▶

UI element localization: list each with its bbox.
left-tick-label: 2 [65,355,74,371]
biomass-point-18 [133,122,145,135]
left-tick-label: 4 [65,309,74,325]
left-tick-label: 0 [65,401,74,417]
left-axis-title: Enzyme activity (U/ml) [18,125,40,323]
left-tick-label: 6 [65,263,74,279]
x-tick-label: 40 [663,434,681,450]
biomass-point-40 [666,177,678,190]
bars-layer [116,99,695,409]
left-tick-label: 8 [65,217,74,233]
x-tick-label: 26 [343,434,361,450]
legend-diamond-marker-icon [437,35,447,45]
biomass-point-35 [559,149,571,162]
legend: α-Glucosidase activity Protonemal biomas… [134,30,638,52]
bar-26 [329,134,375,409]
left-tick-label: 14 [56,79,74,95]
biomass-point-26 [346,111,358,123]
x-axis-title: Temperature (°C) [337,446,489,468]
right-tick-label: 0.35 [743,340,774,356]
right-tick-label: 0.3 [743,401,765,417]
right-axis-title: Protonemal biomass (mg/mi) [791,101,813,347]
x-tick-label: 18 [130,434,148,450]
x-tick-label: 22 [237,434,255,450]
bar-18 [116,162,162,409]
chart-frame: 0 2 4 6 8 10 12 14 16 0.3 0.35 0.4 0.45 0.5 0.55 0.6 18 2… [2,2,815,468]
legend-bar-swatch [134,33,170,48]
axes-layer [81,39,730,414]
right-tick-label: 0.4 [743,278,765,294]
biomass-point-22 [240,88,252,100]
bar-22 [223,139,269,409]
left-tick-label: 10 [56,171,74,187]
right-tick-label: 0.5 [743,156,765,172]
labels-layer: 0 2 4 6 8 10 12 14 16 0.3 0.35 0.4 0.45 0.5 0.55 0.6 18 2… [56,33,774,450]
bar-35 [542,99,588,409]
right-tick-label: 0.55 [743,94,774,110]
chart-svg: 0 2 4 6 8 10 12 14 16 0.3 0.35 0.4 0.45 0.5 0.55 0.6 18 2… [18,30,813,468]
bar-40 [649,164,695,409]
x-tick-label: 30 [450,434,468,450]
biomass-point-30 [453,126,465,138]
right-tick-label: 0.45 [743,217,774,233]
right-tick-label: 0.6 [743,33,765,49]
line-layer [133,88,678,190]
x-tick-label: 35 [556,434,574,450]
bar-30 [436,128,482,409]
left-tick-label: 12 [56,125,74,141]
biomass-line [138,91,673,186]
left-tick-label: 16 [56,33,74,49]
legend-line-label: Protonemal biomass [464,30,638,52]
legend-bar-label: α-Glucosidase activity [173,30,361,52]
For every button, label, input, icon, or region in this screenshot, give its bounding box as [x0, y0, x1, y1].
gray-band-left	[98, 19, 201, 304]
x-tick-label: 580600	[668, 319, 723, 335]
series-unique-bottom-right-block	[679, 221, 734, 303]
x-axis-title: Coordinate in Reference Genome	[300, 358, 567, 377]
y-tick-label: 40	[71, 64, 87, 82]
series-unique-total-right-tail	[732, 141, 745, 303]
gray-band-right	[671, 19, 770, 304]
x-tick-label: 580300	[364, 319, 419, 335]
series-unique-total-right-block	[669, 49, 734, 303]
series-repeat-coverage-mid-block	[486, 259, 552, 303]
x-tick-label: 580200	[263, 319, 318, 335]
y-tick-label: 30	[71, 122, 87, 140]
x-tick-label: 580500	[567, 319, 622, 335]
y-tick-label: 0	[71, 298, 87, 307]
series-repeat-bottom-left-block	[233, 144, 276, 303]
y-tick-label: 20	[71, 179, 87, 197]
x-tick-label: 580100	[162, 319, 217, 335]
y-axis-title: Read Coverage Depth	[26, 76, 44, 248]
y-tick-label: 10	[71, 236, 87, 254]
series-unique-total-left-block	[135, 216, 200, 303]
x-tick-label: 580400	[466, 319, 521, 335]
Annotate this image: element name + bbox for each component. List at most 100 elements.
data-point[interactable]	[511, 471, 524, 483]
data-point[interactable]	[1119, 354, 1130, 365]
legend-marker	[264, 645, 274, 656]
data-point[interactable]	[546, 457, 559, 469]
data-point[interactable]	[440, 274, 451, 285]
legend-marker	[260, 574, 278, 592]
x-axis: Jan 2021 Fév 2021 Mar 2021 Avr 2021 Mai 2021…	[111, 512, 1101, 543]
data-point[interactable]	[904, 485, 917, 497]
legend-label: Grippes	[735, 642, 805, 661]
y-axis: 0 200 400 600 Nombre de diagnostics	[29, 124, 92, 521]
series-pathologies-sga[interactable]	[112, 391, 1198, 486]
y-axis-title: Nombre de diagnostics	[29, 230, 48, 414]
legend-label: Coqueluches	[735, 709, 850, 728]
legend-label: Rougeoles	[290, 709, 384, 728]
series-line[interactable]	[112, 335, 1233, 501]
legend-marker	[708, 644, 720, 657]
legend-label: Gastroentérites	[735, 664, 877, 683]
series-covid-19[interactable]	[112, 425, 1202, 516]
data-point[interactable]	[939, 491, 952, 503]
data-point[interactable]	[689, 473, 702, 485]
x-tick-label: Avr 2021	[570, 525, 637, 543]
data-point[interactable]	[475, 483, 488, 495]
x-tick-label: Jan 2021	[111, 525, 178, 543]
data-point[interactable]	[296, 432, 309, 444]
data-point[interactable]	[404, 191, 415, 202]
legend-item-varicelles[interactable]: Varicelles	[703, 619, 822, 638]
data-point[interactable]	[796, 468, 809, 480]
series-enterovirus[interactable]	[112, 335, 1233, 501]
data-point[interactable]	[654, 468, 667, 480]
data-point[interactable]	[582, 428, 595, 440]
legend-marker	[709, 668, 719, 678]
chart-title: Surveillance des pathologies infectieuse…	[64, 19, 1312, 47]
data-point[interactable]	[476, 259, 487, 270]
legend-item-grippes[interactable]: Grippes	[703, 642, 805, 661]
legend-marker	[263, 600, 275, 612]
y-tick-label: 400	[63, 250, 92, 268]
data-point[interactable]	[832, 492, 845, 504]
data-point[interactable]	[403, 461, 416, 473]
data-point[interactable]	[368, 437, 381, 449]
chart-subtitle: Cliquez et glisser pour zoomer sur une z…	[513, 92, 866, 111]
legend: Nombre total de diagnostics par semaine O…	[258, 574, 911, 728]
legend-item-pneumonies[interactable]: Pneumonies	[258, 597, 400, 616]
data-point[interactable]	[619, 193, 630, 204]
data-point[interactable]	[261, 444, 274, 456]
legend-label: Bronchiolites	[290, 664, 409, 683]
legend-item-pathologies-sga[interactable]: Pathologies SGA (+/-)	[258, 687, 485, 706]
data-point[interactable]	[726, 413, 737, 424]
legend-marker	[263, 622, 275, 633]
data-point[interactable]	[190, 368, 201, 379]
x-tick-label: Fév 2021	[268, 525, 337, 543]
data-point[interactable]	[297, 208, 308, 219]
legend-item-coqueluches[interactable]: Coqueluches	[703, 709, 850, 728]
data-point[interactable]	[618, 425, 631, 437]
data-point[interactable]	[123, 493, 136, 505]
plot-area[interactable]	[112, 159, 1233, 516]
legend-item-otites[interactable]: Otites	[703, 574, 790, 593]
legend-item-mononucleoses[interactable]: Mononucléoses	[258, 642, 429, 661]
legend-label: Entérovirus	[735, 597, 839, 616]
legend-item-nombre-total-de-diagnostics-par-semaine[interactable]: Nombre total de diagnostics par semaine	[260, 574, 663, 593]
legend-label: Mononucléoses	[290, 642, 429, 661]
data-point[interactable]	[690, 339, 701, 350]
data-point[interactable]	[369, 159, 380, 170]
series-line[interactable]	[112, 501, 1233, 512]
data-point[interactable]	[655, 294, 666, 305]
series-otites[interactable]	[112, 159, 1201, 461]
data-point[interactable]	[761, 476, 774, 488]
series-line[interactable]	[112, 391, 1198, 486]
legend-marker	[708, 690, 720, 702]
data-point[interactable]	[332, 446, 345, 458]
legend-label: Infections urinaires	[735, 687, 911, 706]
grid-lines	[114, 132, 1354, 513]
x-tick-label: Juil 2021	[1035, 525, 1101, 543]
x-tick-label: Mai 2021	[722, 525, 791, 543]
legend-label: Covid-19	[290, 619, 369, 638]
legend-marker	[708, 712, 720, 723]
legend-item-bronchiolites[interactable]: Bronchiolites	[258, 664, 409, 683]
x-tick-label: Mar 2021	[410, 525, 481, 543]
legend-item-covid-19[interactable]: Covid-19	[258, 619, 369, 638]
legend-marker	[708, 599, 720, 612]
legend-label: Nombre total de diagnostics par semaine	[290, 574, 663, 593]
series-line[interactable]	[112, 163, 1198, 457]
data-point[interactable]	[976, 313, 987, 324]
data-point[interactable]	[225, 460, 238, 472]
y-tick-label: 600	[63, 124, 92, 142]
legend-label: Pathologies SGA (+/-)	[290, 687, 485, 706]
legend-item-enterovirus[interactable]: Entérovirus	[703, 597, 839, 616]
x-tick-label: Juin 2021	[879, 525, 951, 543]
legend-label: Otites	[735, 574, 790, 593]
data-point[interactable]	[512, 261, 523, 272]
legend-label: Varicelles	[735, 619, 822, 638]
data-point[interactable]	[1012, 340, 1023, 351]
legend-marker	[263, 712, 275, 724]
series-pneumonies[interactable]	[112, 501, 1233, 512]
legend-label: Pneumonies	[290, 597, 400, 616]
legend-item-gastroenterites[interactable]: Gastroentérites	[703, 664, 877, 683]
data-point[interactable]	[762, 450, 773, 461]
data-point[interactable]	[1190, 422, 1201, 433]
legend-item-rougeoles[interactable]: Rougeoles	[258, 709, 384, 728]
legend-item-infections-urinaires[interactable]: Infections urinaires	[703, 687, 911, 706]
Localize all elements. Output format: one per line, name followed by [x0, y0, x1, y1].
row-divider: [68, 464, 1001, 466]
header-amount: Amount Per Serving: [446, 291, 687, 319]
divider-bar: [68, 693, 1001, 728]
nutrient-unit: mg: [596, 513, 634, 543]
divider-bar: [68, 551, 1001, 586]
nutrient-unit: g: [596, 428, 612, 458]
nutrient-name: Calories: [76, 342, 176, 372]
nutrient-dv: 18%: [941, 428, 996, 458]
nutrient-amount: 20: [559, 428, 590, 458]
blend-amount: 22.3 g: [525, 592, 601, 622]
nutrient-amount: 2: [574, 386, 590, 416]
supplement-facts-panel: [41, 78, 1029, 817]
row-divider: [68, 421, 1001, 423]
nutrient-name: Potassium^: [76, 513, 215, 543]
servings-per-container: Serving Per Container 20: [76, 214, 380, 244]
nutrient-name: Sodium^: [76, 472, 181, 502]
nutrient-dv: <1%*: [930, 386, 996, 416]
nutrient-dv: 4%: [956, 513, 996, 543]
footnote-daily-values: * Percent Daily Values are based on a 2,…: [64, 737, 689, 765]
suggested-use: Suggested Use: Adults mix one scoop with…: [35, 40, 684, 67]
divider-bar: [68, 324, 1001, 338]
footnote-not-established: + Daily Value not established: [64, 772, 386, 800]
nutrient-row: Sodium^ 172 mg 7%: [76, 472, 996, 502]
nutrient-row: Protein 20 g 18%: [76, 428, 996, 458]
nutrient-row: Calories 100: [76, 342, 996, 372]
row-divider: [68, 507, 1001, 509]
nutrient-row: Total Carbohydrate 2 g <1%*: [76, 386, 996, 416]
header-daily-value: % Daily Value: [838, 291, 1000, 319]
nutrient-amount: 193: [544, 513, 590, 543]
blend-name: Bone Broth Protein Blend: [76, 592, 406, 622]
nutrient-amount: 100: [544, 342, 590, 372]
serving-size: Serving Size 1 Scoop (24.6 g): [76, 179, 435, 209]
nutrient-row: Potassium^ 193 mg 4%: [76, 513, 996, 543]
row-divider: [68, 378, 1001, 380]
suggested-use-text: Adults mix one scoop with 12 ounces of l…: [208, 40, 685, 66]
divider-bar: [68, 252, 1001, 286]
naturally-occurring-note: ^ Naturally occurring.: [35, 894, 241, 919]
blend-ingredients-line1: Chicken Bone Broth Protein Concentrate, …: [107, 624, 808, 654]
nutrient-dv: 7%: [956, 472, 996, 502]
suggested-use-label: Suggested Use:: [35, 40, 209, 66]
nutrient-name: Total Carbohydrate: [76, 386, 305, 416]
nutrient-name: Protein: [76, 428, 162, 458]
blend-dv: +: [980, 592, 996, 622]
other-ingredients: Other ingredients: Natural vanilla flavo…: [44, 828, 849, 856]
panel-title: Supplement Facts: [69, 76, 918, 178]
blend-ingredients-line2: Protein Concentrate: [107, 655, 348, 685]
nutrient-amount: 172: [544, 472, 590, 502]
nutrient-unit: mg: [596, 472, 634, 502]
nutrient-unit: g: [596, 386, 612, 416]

◀

Work to complete: Where in the records above does the word "Calories" appear? Copy each line that holds it.

Answer box:
nutrient-name: Calories: [76, 342, 176, 372]
nutrient-row: Calories 100: [76, 342, 996, 372]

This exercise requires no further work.